## Stated exercise
Return the material word for word. Do not include pictures.

## Record excerpts
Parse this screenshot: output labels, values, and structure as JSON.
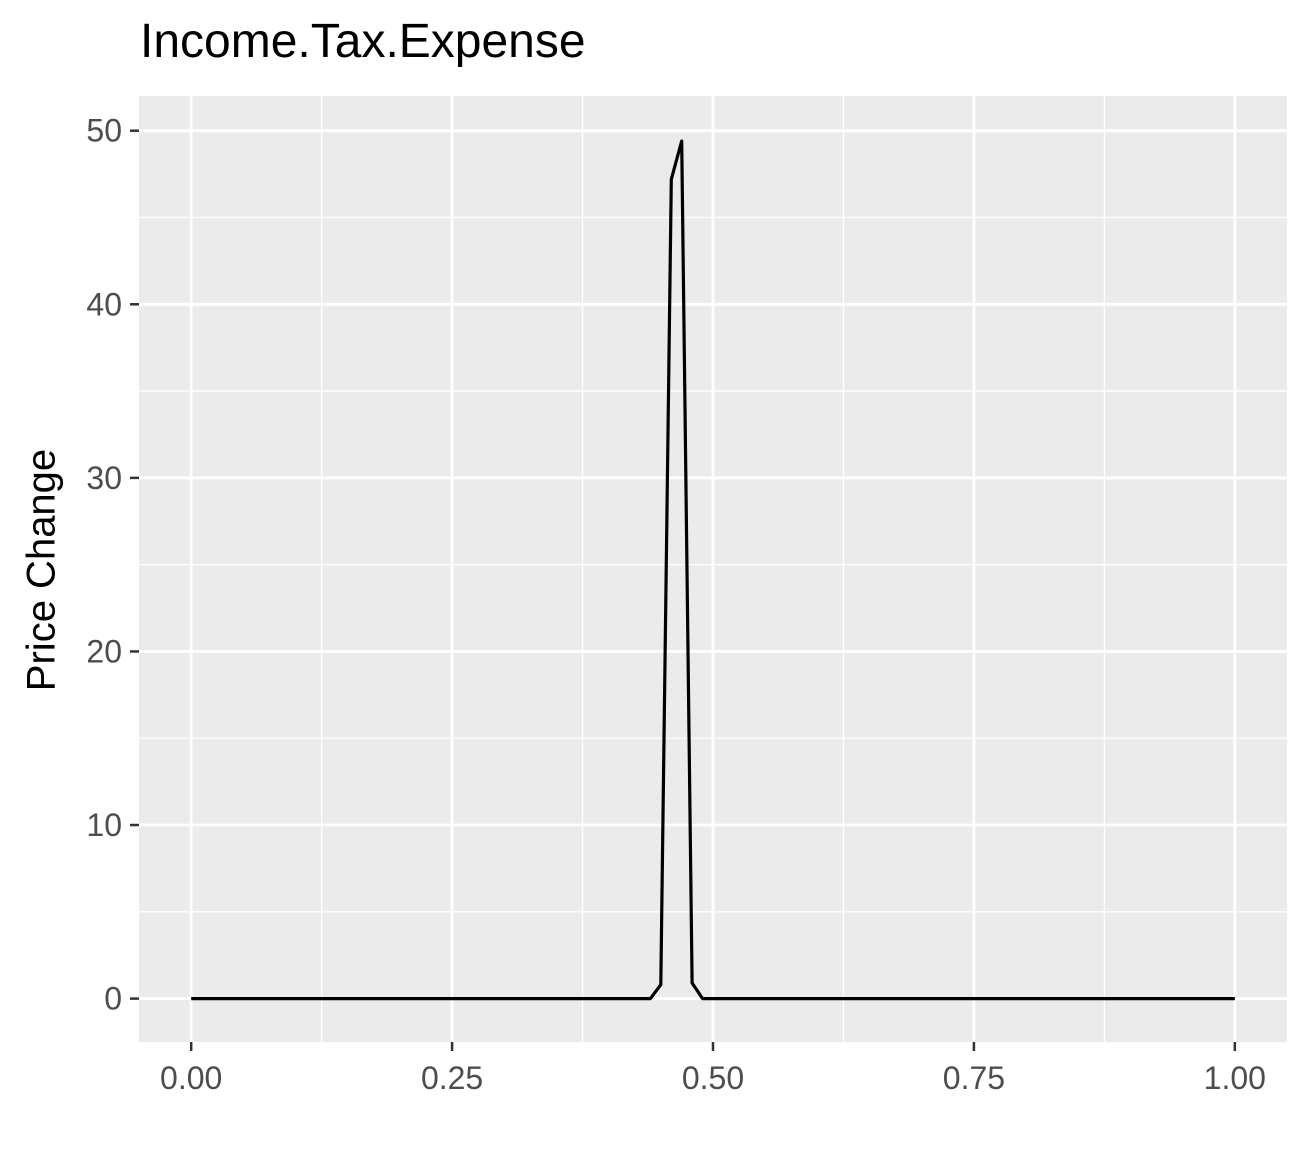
{
  "chart_data": {
    "type": "line",
    "title": "Income.Tax.Expense",
    "xlabel": "",
    "ylabel": "Price Change",
    "xlim": [
      -0.05,
      1.05
    ],
    "ylim": [
      -2.5,
      52
    ],
    "x_ticks": [
      0.0,
      0.25,
      0.5,
      0.75,
      1.0
    ],
    "x_tick_labels": [
      "0.00",
      "0.25",
      "0.50",
      "0.75",
      "1.00"
    ],
    "y_ticks": [
      0,
      10,
      20,
      30,
      40,
      50
    ],
    "y_tick_labels": [
      "0",
      "10",
      "20",
      "30",
      "40",
      "50"
    ],
    "grid": true,
    "background": "#EBEBEB",
    "grid_color": "#FFFFFF",
    "line_color": "#000000",
    "series": [
      {
        "x": [
          0.0,
          0.44,
          0.45,
          0.46,
          0.47,
          0.48,
          0.49,
          1.0
        ],
        "y": [
          0,
          0,
          0.8,
          47.2,
          49.4,
          0.9,
          0,
          0
        ]
      }
    ]
  }
}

## Reply
Parse this screenshot: output labels, values, and structure as JSON.
{
  "chart_data": {
    "type": "line",
    "title": "Income.Tax.Expense",
    "xlabel": "",
    "ylabel": "Price Change",
    "xlim": [
      -0.05,
      1.05
    ],
    "ylim": [
      -2.5,
      52
    ],
    "x_ticks": [
      0.0,
      0.25,
      0.5,
      0.75,
      1.0
    ],
    "x_tick_labels": [
      "0.00",
      "0.25",
      "0.50",
      "0.75",
      "1.00"
    ],
    "y_ticks": [
      0,
      10,
      20,
      30,
      40,
      50
    ],
    "y_tick_labels": [
      "0",
      "10",
      "20",
      "30",
      "40",
      "50"
    ],
    "grid": true,
    "background": "#EBEBEB",
    "grid_color": "#FFFFFF",
    "line_color": "#000000",
    "series": [
      {
        "x": [
          0.0,
          0.44,
          0.45,
          0.46,
          0.47,
          0.48,
          0.49,
          1.0
        ],
        "y": [
          0,
          0,
          0.8,
          47.2,
          49.4,
          0.9,
          0,
          0
        ]
      }
    ]
  }
}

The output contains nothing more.